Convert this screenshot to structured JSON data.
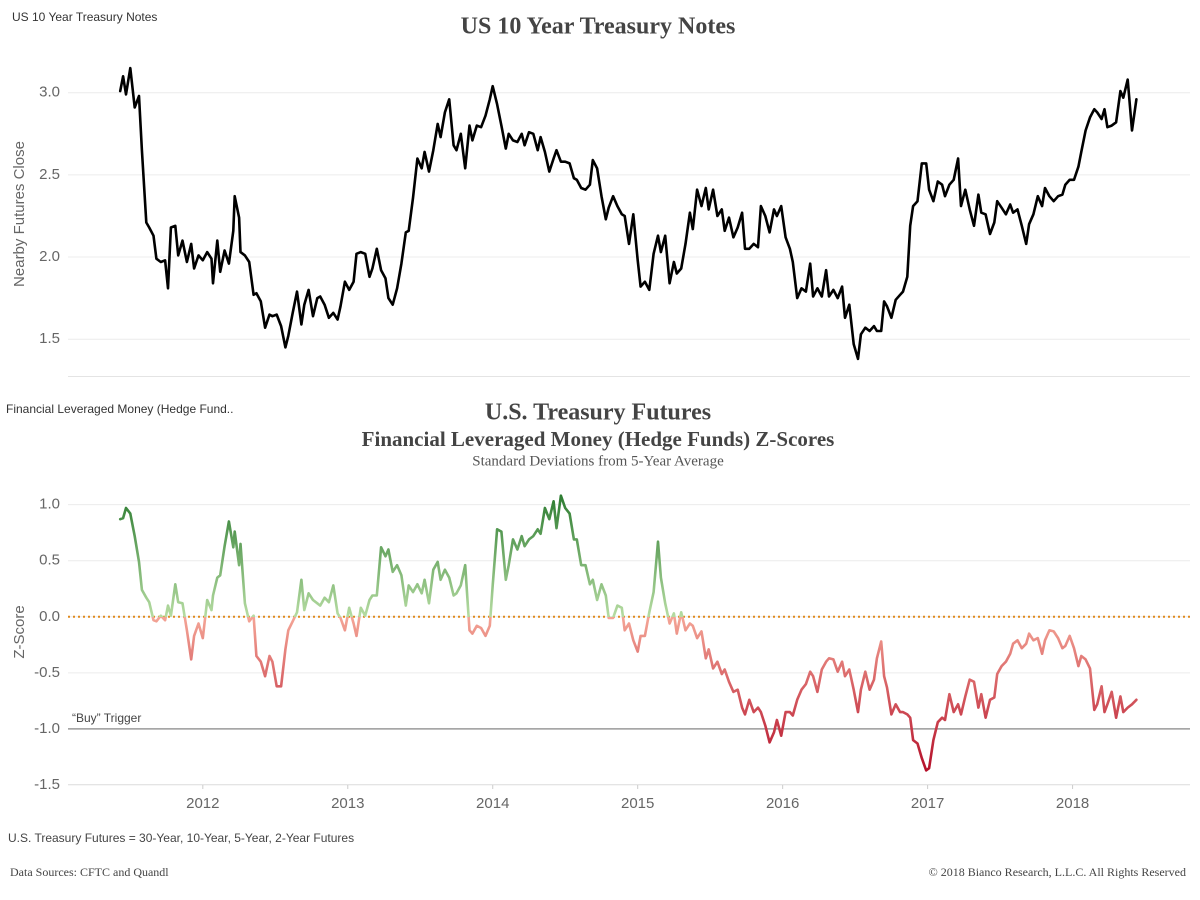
{
  "chart_data": [
    {
      "type": "line",
      "sheet_name": "US 10 Year Treasury Notes",
      "title": "US 10 Year Treasury Notes",
      "ylabel": "Nearby Futures Close",
      "color": "#000000",
      "grid": true,
      "xlim": [
        2011.07,
        2018.81
      ],
      "ylim": [
        1.27,
        3.26
      ],
      "yticks": [
        1.5,
        {
          "value": 2,
          "label": "2.0"
        },
        2.5,
        {
          "value": 3,
          "label": "3.0"
        }
      ],
      "x": [
        2011.43,
        2011.45,
        2011.47,
        2011.5,
        2011.53,
        2011.56,
        2011.58,
        2011.61,
        2011.63,
        2011.66,
        2011.68,
        2011.71,
        2011.74,
        2011.76,
        2011.78,
        2011.81,
        2011.83,
        2011.86,
        2011.89,
        2011.92,
        2011.94,
        2011.97,
        2012.0,
        2012.03,
        2012.06,
        2012.07,
        2012.1,
        2012.12,
        2012.15,
        2012.18,
        2012.21,
        2012.22,
        2012.25,
        2012.26,
        2012.29,
        2012.32,
        2012.35,
        2012.37,
        2012.4,
        2012.43,
        2012.46,
        2012.48,
        2012.51,
        2012.54,
        2012.57,
        2012.59,
        2012.62,
        2012.65,
        2012.68,
        2012.7,
        2012.73,
        2012.76,
        2012.79,
        2012.81,
        2012.84,
        2012.87,
        2012.9,
        2012.93,
        2012.95,
        2012.98,
        2013.01,
        2013.04,
        2013.06,
        2013.09,
        2013.12,
        2013.15,
        2013.17,
        2013.2,
        2013.23,
        2013.26,
        2013.28,
        2013.31,
        2013.34,
        2013.37,
        2013.4,
        2013.42,
        2013.45,
        2013.48,
        2013.51,
        2013.53,
        2013.56,
        2013.59,
        2013.62,
        2013.64,
        2013.67,
        2013.7,
        2013.73,
        2013.75,
        2013.78,
        2013.81,
        2013.84,
        2013.86,
        2013.89,
        2013.92,
        2013.95,
        2013.98,
        2014.0,
        2014.03,
        2014.06,
        2014.09,
        2014.11,
        2014.14,
        2014.17,
        2014.2,
        2014.22,
        2014.25,
        2014.28,
        2014.31,
        2014.33,
        2014.36,
        2014.39,
        2014.42,
        2014.44,
        2014.47,
        2014.5,
        2014.53,
        2014.56,
        2014.58,
        2014.61,
        2014.64,
        2014.67,
        2014.69,
        2014.72,
        2014.75,
        2014.78,
        2014.8,
        2014.83,
        2014.86,
        2014.89,
        2014.91,
        2014.94,
        2014.97,
        2015.0,
        2015.02,
        2015.05,
        2015.08,
        2015.11,
        2015.14,
        2015.16,
        2015.19,
        2015.22,
        2015.25,
        2015.27,
        2015.3,
        2015.33,
        2015.36,
        2015.38,
        2015.41,
        2015.44,
        2015.47,
        2015.49,
        2015.52,
        2015.55,
        2015.58,
        2015.6,
        2015.63,
        2015.66,
        2015.69,
        2015.72,
        2015.74,
        2015.77,
        2015.8,
        2015.83,
        2015.85,
        2015.88,
        2015.91,
        2015.94,
        2015.96,
        2015.99,
        2016.02,
        2016.05,
        2016.07,
        2016.1,
        2016.13,
        2016.16,
        2016.19,
        2016.21,
        2016.24,
        2016.27,
        2016.3,
        2016.32,
        2016.35,
        2016.38,
        2016.41,
        2016.43,
        2016.46,
        2016.49,
        2016.52,
        2016.54,
        2016.57,
        2016.6,
        2016.63,
        2016.65,
        2016.68,
        2016.7,
        2016.72,
        2016.75,
        2016.78,
        2016.81,
        2016.83,
        2016.86,
        2016.88,
        2016.9,
        2016.93,
        2016.96,
        2016.99,
        2017.01,
        2017.04,
        2017.07,
        2017.1,
        2017.12,
        2017.15,
        2017.18,
        2017.21,
        2017.23,
        2017.26,
        2017.29,
        2017.32,
        2017.35,
        2017.37,
        2017.4,
        2017.43,
        2017.46,
        2017.48,
        2017.51,
        2017.54,
        2017.57,
        2017.59,
        2017.62,
        2017.65,
        2017.68,
        2017.7,
        2017.73,
        2017.76,
        2017.79,
        2017.81,
        2017.84,
        2017.87,
        2017.9,
        2017.93,
        2017.95,
        2017.98,
        2018.01,
        2018.04,
        2018.06,
        2018.09,
        2018.12,
        2018.15,
        2018.17,
        2018.2,
        2018.22,
        2018.24,
        2018.27,
        2018.3,
        2018.33,
        2018.35,
        2018.38,
        2018.41,
        2018.44
      ],
      "values": [
        3.01,
        3.1,
        2.99,
        3.15,
        2.91,
        2.98,
        2.65,
        2.21,
        2.18,
        2.13,
        1.99,
        1.97,
        1.98,
        1.81,
        2.18,
        2.19,
        2.01,
        2.1,
        1.97,
        2.08,
        1.93,
        2.01,
        1.98,
        2.03,
        1.99,
        1.84,
        2.1,
        1.91,
        2.04,
        1.96,
        2.16,
        2.37,
        2.24,
        2.03,
        2.01,
        1.97,
        1.77,
        1.78,
        1.73,
        1.57,
        1.65,
        1.64,
        1.65,
        1.58,
        1.45,
        1.52,
        1.66,
        1.79,
        1.59,
        1.71,
        1.8,
        1.64,
        1.75,
        1.76,
        1.71,
        1.63,
        1.66,
        1.62,
        1.7,
        1.85,
        1.8,
        1.85,
        2.02,
        2.03,
        2.02,
        1.88,
        1.93,
        2.05,
        1.92,
        1.87,
        1.75,
        1.71,
        1.81,
        1.96,
        2.15,
        2.16,
        2.36,
        2.6,
        2.54,
        2.64,
        2.52,
        2.65,
        2.81,
        2.73,
        2.88,
        2.96,
        2.68,
        2.65,
        2.75,
        2.54,
        2.8,
        2.71,
        2.8,
        2.79,
        2.86,
        2.96,
        3.04,
        2.93,
        2.8,
        2.66,
        2.75,
        2.71,
        2.7,
        2.75,
        2.68,
        2.76,
        2.75,
        2.65,
        2.73,
        2.64,
        2.52,
        2.6,
        2.65,
        2.58,
        2.58,
        2.57,
        2.48,
        2.47,
        2.42,
        2.41,
        2.44,
        2.59,
        2.54,
        2.37,
        2.23,
        2.3,
        2.37,
        2.31,
        2.26,
        2.25,
        2.08,
        2.26,
        1.98,
        1.82,
        1.85,
        1.8,
        2.02,
        2.13,
        2.03,
        2.13,
        1.84,
        1.97,
        1.9,
        1.93,
        2.08,
        2.27,
        2.17,
        2.41,
        2.31,
        2.42,
        2.29,
        2.41,
        2.25,
        2.29,
        2.16,
        2.24,
        2.12,
        2.18,
        2.27,
        2.05,
        2.05,
        2.08,
        2.06,
        2.31,
        2.25,
        2.15,
        2.29,
        2.25,
        2.31,
        2.12,
        2.05,
        1.97,
        1.75,
        1.81,
        1.79,
        1.96,
        1.76,
        1.81,
        1.76,
        1.92,
        1.76,
        1.8,
        1.75,
        1.82,
        1.63,
        1.71,
        1.47,
        1.38,
        1.53,
        1.57,
        1.55,
        1.58,
        1.55,
        1.55,
        1.73,
        1.7,
        1.63,
        1.74,
        1.77,
        1.79,
        1.88,
        2.19,
        2.31,
        2.34,
        2.57,
        2.57,
        2.41,
        2.34,
        2.46,
        2.44,
        2.37,
        2.44,
        2.47,
        2.6,
        2.31,
        2.41,
        2.29,
        2.19,
        2.38,
        2.27,
        2.26,
        2.14,
        2.21,
        2.34,
        2.3,
        2.26,
        2.32,
        2.27,
        2.29,
        2.19,
        2.08,
        2.2,
        2.26,
        2.37,
        2.31,
        2.42,
        2.37,
        2.34,
        2.37,
        2.38,
        2.44,
        2.47,
        2.47,
        2.55,
        2.64,
        2.77,
        2.85,
        2.9,
        2.88,
        2.84,
        2.9,
        2.79,
        2.8,
        2.82,
        3.01,
        2.97,
        3.08,
        2.77,
        2.96
      ]
    },
    {
      "type": "line",
      "sheet_name": "Financial Leveraged Money (Hedge Fund..",
      "title": "U.S. Treasury Futures",
      "subtitle": "Financial Leveraged Money (Hedge Funds) Z-Scores",
      "description": "Standard Deviations from 5-Year Average",
      "ylabel": "Z-Score",
      "grid": true,
      "color_scale": [
        "#2e7d32",
        "#b6dca2",
        "#f4a596",
        "#b5102a"
      ],
      "xlim": [
        2011.07,
        2018.81
      ],
      "ylim": [
        -1.5,
        1.22
      ],
      "xticks": [
        2012,
        2013,
        2014,
        2015,
        2016,
        2017,
        2018
      ],
      "yticks": [
        -1.5,
        {
          "value": -1,
          "label": "-1.0"
        },
        -0.5,
        {
          "value": 0,
          "label": "0.0"
        },
        0.5,
        {
          "value": 1,
          "label": "1.0"
        }
      ],
      "reference_lines": [
        {
          "value": 0,
          "color": "#e08a1e",
          "style": "dotted"
        },
        {
          "value": -1,
          "color": "#9a9a9a",
          "style": "solid",
          "label": "“Buy” Trigger"
        }
      ],
      "x": [
        2011.43,
        2011.45,
        2011.47,
        2011.5,
        2011.53,
        2011.56,
        2011.58,
        2011.61,
        2011.63,
        2011.66,
        2011.68,
        2011.71,
        2011.74,
        2011.76,
        2011.78,
        2011.81,
        2011.83,
        2011.86,
        2011.89,
        2011.92,
        2011.94,
        2011.97,
        2012.0,
        2012.03,
        2012.06,
        2012.07,
        2012.1,
        2012.12,
        2012.15,
        2012.18,
        2012.21,
        2012.22,
        2012.25,
        2012.26,
        2012.29,
        2012.32,
        2012.35,
        2012.37,
        2012.4,
        2012.43,
        2012.46,
        2012.48,
        2012.51,
        2012.54,
        2012.57,
        2012.59,
        2012.62,
        2012.65,
        2012.68,
        2012.7,
        2012.73,
        2012.76,
        2012.79,
        2012.81,
        2012.84,
        2012.87,
        2012.9,
        2012.93,
        2012.95,
        2012.98,
        2013.01,
        2013.04,
        2013.06,
        2013.09,
        2013.12,
        2013.15,
        2013.17,
        2013.2,
        2013.23,
        2013.26,
        2013.28,
        2013.31,
        2013.34,
        2013.37,
        2013.4,
        2013.42,
        2013.45,
        2013.48,
        2013.51,
        2013.53,
        2013.56,
        2013.59,
        2013.62,
        2013.64,
        2013.67,
        2013.7,
        2013.73,
        2013.75,
        2013.78,
        2013.81,
        2013.84,
        2013.86,
        2013.89,
        2013.92,
        2013.95,
        2013.98,
        2014.0,
        2014.03,
        2014.06,
        2014.09,
        2014.11,
        2014.14,
        2014.17,
        2014.2,
        2014.22,
        2014.25,
        2014.28,
        2014.31,
        2014.33,
        2014.36,
        2014.39,
        2014.42,
        2014.44,
        2014.47,
        2014.5,
        2014.53,
        2014.56,
        2014.58,
        2014.61,
        2014.64,
        2014.67,
        2014.69,
        2014.72,
        2014.75,
        2014.78,
        2014.8,
        2014.83,
        2014.86,
        2014.89,
        2014.91,
        2014.94,
        2014.97,
        2015.0,
        2015.02,
        2015.05,
        2015.08,
        2015.11,
        2015.14,
        2015.16,
        2015.19,
        2015.22,
        2015.25,
        2015.27,
        2015.3,
        2015.33,
        2015.36,
        2015.38,
        2015.41,
        2015.44,
        2015.47,
        2015.49,
        2015.52,
        2015.55,
        2015.58,
        2015.6,
        2015.63,
        2015.66,
        2015.69,
        2015.72,
        2015.74,
        2015.77,
        2015.8,
        2015.83,
        2015.85,
        2015.88,
        2015.91,
        2015.94,
        2015.96,
        2015.99,
        2016.02,
        2016.05,
        2016.07,
        2016.1,
        2016.13,
        2016.16,
        2016.19,
        2016.21,
        2016.24,
        2016.27,
        2016.3,
        2016.32,
        2016.35,
        2016.38,
        2016.41,
        2016.43,
        2016.46,
        2016.49,
        2016.52,
        2016.54,
        2016.57,
        2016.6,
        2016.63,
        2016.65,
        2016.68,
        2016.7,
        2016.72,
        2016.75,
        2016.78,
        2016.81,
        2016.83,
        2016.86,
        2016.88,
        2016.9,
        2016.93,
        2016.96,
        2016.99,
        2017.01,
        2017.04,
        2017.07,
        2017.1,
        2017.12,
        2017.15,
        2017.18,
        2017.21,
        2017.23,
        2017.26,
        2017.29,
        2017.32,
        2017.35,
        2017.37,
        2017.4,
        2017.43,
        2017.46,
        2017.48,
        2017.51,
        2017.54,
        2017.57,
        2017.59,
        2017.62,
        2017.65,
        2017.68,
        2017.7,
        2017.73,
        2017.76,
        2017.79,
        2017.81,
        2017.84,
        2017.87,
        2017.9,
        2017.93,
        2017.95,
        2017.98,
        2018.01,
        2018.04,
        2018.06,
        2018.09,
        2018.12,
        2018.15,
        2018.17,
        2018.2,
        2018.22,
        2018.24,
        2018.27,
        2018.3,
        2018.33,
        2018.35,
        2018.38,
        2018.41,
        2018.44
      ],
      "values": [
        0.87,
        0.88,
        0.97,
        0.92,
        0.72,
        0.49,
        0.24,
        0.17,
        0.13,
        -0.03,
        -0.04,
        0.01,
        -0.03,
        0.1,
        0.01,
        0.29,
        0.13,
        0.12,
        -0.12,
        -0.38,
        -0.17,
        -0.06,
        -0.19,
        0.15,
        0.06,
        0.19,
        0.35,
        0.37,
        0.63,
        0.85,
        0.62,
        0.76,
        0.46,
        0.65,
        0.12,
        -0.04,
        0.01,
        -0.35,
        -0.4,
        -0.53,
        -0.35,
        -0.4,
        -0.62,
        -0.62,
        -0.29,
        -0.12,
        -0.04,
        0.04,
        0.33,
        0.06,
        0.21,
        0.15,
        0.12,
        0.1,
        0.17,
        0.13,
        0.28,
        0.03,
        -0.01,
        -0.12,
        0.08,
        -0.06,
        -0.17,
        0.08,
        0.01,
        0.15,
        0.19,
        0.19,
        0.62,
        0.54,
        0.6,
        0.4,
        0.46,
        0.37,
        0.1,
        0.28,
        0.22,
        0.29,
        0.21,
        0.33,
        0.12,
        0.42,
        0.49,
        0.33,
        0.42,
        0.35,
        0.19,
        0.21,
        0.28,
        0.46,
        -0.12,
        -0.15,
        -0.08,
        -0.1,
        -0.17,
        -0.08,
        0.28,
        0.78,
        0.76,
        0.33,
        0.46,
        0.69,
        0.6,
        0.72,
        0.63,
        0.69,
        0.72,
        0.78,
        0.74,
        0.97,
        0.87,
        1.03,
        0.79,
        1.08,
        0.97,
        0.92,
        0.69,
        0.69,
        0.46,
        0.46,
        0.29,
        0.33,
        0.15,
        0.29,
        0.19,
        -0.01,
        -0.01,
        0.1,
        0.08,
        -0.12,
        -0.06,
        -0.21,
        -0.31,
        -0.17,
        -0.17,
        0.04,
        0.22,
        0.67,
        0.35,
        0.12,
        -0.06,
        0.03,
        -0.15,
        0.04,
        -0.12,
        -0.06,
        -0.08,
        -0.19,
        -0.13,
        -0.37,
        -0.29,
        -0.46,
        -0.4,
        -0.51,
        -0.47,
        -0.58,
        -0.67,
        -0.65,
        -0.81,
        -0.87,
        -0.74,
        -0.85,
        -0.81,
        -0.85,
        -0.97,
        -1.12,
        -1.03,
        -0.92,
        -1.06,
        -0.85,
        -0.85,
        -0.88,
        -0.74,
        -0.65,
        -0.6,
        -0.49,
        -0.53,
        -0.67,
        -0.47,
        -0.4,
        -0.37,
        -0.38,
        -0.49,
        -0.4,
        -0.53,
        -0.47,
        -0.65,
        -0.85,
        -0.65,
        -0.49,
        -0.65,
        -0.56,
        -0.37,
        -0.22,
        -0.53,
        -0.63,
        -0.87,
        -0.78,
        -0.85,
        -0.85,
        -0.87,
        -0.9,
        -1.1,
        -1.13,
        -1.26,
        -1.37,
        -1.35,
        -1.1,
        -0.94,
        -0.9,
        -0.92,
        -0.69,
        -0.85,
        -0.78,
        -0.87,
        -0.71,
        -0.56,
        -0.58,
        -0.81,
        -0.69,
        -0.9,
        -0.74,
        -0.72,
        -0.51,
        -0.44,
        -0.4,
        -0.33,
        -0.24,
        -0.21,
        -0.28,
        -0.24,
        -0.15,
        -0.21,
        -0.19,
        -0.33,
        -0.21,
        -0.12,
        -0.13,
        -0.19,
        -0.28,
        -0.26,
        -0.17,
        -0.28,
        -0.44,
        -0.35,
        -0.38,
        -0.46,
        -0.83,
        -0.78,
        -0.62,
        -0.85,
        -0.78,
        -0.67,
        -0.9,
        -0.71,
        -0.85,
        -0.81,
        -0.78,
        -0.74
      ]
    }
  ],
  "footnote": "U.S. Treasury Futures = 30-Year, 10-Year, 5-Year, 2-Year Futures",
  "sources": "Data Sources: CFTC and Quandl",
  "copyright": "© 2018 Bianco Research, L.L.C. All Rights Reserved"
}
++++
_What is asked_:
Pull out every line in the data above that has the word "Notes".

_The completed task_:
      "sheet_name": "US 10 Year Treasury Notes",
      "title": "US 10 Year Treasury Notes",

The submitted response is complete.